• _Stated goal_
Only a number is wanted: how many lines in these records contain the word "antica"?
# # # # # # #
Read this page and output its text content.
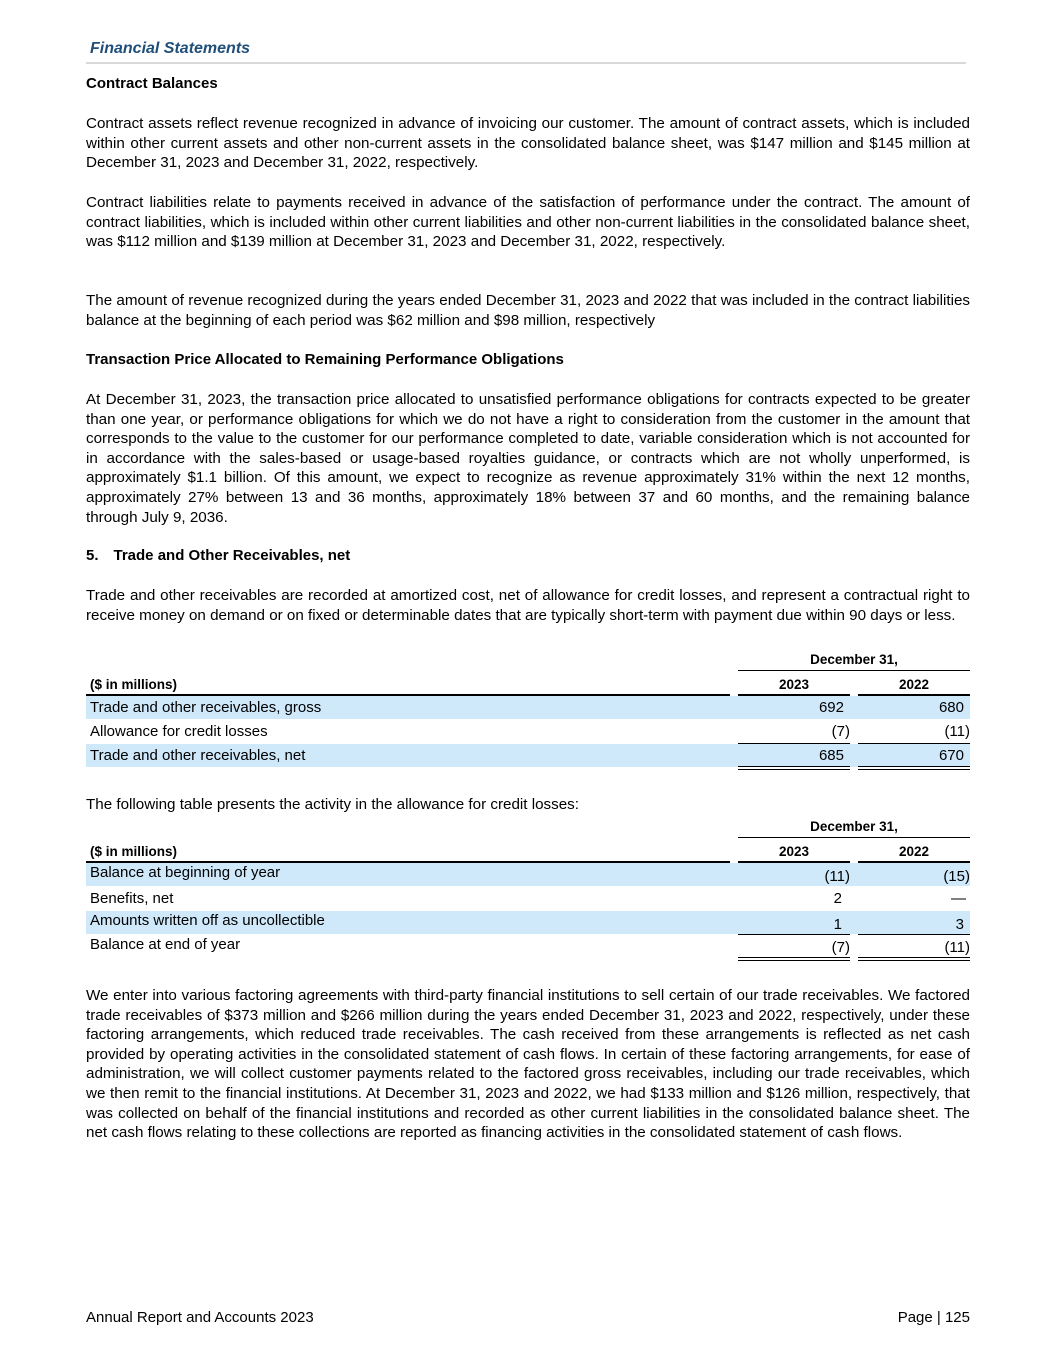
Financial Statements
Contract Balances

Contract assets reflect revenue recognized in advance of invoicing our customer. The amount of contract assets, which is included within other current assets and other non-current assets in the consolidated balance sheet, was $147 million and $145 million at December 31, 2023 and December 31, 2022, respectively.

Contract liabilities relate to payments received in advance of the satisfaction of performance under the contract. The amount of contract liabilities, which is included within other current liabilities and other non-current liabilities in the consolidated balance sheet, was $112 million and $139 million at December 31, 2023 and December 31, 2022, respectively.

The amount of revenue recognized during the years ended December 31, 2023 and 2022 that was included in the contract liabilities balance at the beginning of each period was $62 million and $98 million, respectively

Transaction Price Allocated to Remaining Performance Obligations

At December 31, 2023, the transaction price allocated to unsatisfied performance obligations for contracts expected to be greater than one year, or performance obligations for which we do not have a right to consideration from the customer in the amount that corresponds to the value to the customer for our performance completed to date, variable consideration which is not accounted for in accordance with the sales-based or usage-based royalties guidance, or contracts which are not wholly unperformed, is approximately $1.1 billion. Of this amount, we expect to recognize as revenue approximately 31% within the next 12 months, approximately 27% between 13 and 36 months, approximately 18% between 37 and 60 months, and the remaining balance through July 9, 2036.

5. Trade and Other Receivables, net

Trade and other receivables are recorded at amortized cost, net of allowance for credit losses, and represent a contractual right to receive money on demand or on fixed or determinable dates that are typically short-term with payment due within 90 days or less.

December 31,
($ in millions)	2023	2022
Trade and other receivables, gross	692	680
Allowance for credit losses	(7)	(11)
Trade and other receivables, net	685	670

The following table presents the activity in the allowance for credit losses:

December 31,
($ in millions)	2023	2022
Balance at beginning of year	(11)	(15)
Benefits, net	2	—
Amounts written off as uncollectible	1	3
Balance at end of year	(7)	(11)

We enter into various factoring agreements with third-party financial institutions to sell certain of our trade receivables. We factored trade receivables of $373 million and $266 million during the years ended December 31, 2023 and 2022, respectively, under these factoring arrangements, which reduced trade receivables. The cash received from these arrangements is reflected as net cash provided by operating activities in the consolidated statement of cash flows. In certain of these factoring arrangements, for ease of administration, we will collect customer payments related to the factored gross receivables, including our trade receivables, which we then remit to the financial institutions. At December 31, 2023 and 2022, we had $133 million and $126 million, respectively, that was collected on behalf of the financial institutions and recorded as other current liabilities in the consolidated balance sheet. The net cash flows relating to these collections are reported as financing activities in the consolidated statement of cash flows.

Annual Report and Accounts 2023	Page | 125
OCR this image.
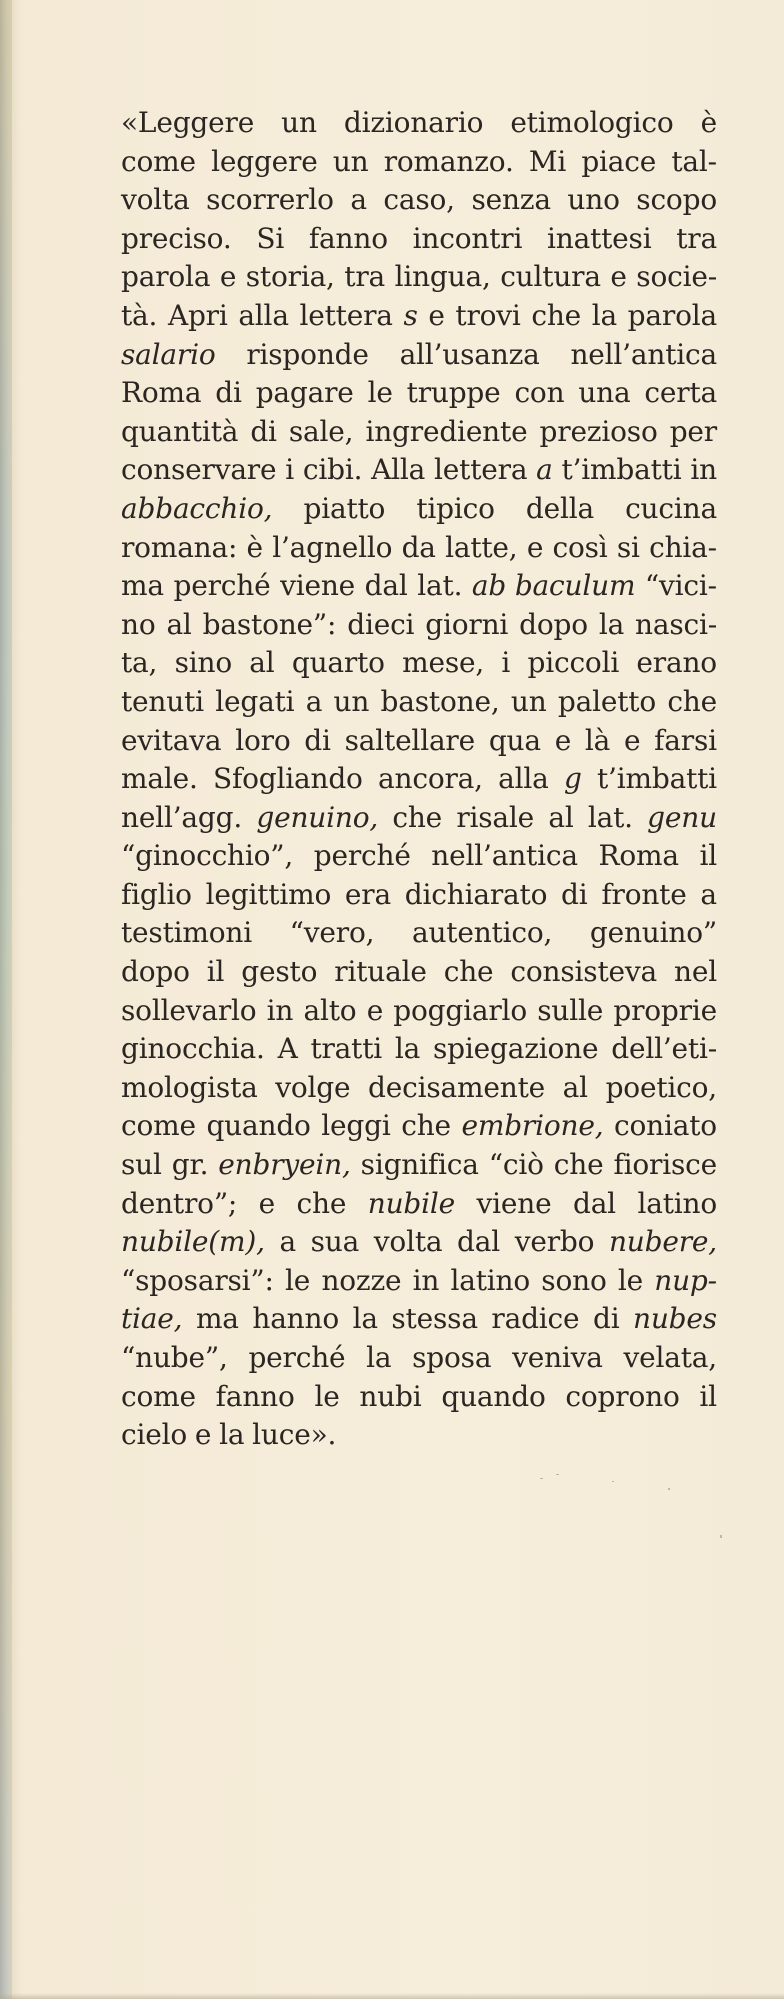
«Leggere un dizionario etimologico è
come leggere un romanzo. Mi piace tal-
volta scorrerlo a caso, senza uno scopo
preciso. Si fanno incontri inattesi tra
parola e storia, tra lingua, cultura e socie-
tà. Apri alla lettera s e trovi che la parola
salario risponde all’usanza nell’antica
Roma di pagare le truppe con una certa
quantità di sale, ingrediente prezioso per
conservare i cibi. Alla lettera a t’imbatti in
abbacchio, piatto tipico della cucina
romana: è l’agnello da latte, e così si chia-
ma perché viene dal lat. ab baculum “vici-
no al bastone”: dieci giorni dopo la nasci-
ta, sino al quarto mese, i piccoli erano
tenuti legati a un bastone, un paletto che
evitava loro di saltellare qua e là e farsi
male. Sfogliando ancora, alla g t’imbatti
nell’agg. genuino, che risale al lat. genu
“ginocchio”, perché nell’antica Roma il
figlio legittimo era dichiarato di fronte a
testimoni “vero, autentico, genuino”
dopo il gesto rituale che consisteva nel
sollevarlo in alto e poggiarlo sulle proprie
ginocchia. A tratti la spiegazione dell’eti-
mologista volge decisamente al poetico,
come quando leggi che embrione, coniato
sul gr. enbryein, significa “ciò che fiorisce
dentro”; e che nubile viene dal latino
nubile(m), a sua volta dal verbo nubere,
“sposarsi”: le nozze in latino sono le nup-
tiae, ma hanno la stessa radice di nubes
“nube”, perché la sposa veniva velata,
come fanno le nubi quando coprono il
cielo e la luce».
# # # # # # #
• _Task response_
2